▶ Data
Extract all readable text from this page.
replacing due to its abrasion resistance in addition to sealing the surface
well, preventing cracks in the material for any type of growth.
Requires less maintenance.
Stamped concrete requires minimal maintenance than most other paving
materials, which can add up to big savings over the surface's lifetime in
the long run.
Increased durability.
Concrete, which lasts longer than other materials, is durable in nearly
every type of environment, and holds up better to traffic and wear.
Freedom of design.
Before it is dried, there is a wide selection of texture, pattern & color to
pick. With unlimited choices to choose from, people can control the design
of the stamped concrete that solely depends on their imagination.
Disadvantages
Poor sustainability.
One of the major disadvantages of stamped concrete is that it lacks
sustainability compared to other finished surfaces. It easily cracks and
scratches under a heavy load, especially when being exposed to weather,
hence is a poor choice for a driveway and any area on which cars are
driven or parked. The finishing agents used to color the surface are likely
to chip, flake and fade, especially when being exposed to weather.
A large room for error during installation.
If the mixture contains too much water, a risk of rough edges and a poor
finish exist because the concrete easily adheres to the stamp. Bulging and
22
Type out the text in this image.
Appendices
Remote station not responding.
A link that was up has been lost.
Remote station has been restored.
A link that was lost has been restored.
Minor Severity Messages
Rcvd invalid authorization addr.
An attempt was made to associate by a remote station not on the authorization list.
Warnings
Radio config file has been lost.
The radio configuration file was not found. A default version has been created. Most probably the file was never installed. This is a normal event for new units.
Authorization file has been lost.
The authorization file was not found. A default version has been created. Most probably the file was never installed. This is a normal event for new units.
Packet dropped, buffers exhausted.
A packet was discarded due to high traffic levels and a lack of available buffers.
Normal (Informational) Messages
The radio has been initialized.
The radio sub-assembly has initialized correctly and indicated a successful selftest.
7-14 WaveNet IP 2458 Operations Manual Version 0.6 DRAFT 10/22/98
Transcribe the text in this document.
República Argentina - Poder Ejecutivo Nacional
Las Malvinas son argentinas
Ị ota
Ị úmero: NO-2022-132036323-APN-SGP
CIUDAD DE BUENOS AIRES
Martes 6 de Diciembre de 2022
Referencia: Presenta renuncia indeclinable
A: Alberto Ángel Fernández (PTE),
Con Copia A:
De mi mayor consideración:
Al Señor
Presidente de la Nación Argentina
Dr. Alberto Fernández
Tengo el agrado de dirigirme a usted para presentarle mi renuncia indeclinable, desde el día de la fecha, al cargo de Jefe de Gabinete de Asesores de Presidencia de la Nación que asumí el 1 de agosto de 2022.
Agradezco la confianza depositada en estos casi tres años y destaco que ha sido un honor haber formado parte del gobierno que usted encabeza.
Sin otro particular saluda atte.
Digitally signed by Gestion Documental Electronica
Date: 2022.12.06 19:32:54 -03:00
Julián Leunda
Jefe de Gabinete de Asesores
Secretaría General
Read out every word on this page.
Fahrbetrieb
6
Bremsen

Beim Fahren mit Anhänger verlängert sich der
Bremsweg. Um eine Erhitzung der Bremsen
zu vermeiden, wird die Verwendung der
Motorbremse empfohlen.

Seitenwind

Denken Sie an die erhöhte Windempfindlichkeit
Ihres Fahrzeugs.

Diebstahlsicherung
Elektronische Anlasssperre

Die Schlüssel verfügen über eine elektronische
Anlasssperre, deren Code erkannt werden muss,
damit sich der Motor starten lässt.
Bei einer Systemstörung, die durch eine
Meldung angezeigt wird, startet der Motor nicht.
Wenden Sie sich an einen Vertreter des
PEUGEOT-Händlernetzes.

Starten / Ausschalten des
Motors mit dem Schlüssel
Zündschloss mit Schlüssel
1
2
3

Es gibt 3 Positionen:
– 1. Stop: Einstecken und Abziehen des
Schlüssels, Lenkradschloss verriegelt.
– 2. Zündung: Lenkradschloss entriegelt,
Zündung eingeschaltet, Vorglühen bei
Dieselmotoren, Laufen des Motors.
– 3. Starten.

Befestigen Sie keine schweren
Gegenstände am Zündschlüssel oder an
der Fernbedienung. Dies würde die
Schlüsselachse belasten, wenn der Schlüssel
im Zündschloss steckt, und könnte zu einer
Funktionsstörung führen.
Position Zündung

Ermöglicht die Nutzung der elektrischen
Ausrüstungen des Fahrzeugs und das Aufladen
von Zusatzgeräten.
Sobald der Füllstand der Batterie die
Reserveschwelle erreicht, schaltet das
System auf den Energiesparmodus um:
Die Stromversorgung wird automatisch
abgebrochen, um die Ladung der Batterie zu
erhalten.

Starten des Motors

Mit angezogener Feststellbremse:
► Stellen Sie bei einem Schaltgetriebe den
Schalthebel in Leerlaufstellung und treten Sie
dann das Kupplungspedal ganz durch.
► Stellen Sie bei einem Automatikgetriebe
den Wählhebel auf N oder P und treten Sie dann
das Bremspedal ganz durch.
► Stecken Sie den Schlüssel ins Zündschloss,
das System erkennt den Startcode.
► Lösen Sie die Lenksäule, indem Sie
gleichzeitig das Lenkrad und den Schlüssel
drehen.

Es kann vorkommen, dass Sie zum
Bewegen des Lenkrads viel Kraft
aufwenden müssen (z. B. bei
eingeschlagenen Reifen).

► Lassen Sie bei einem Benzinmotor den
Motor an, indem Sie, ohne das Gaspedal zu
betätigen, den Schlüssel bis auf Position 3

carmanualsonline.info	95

▶ What the task asks
What is the number of lines above that contain "found"? Answer with that number only.

▶ Finished exercise
2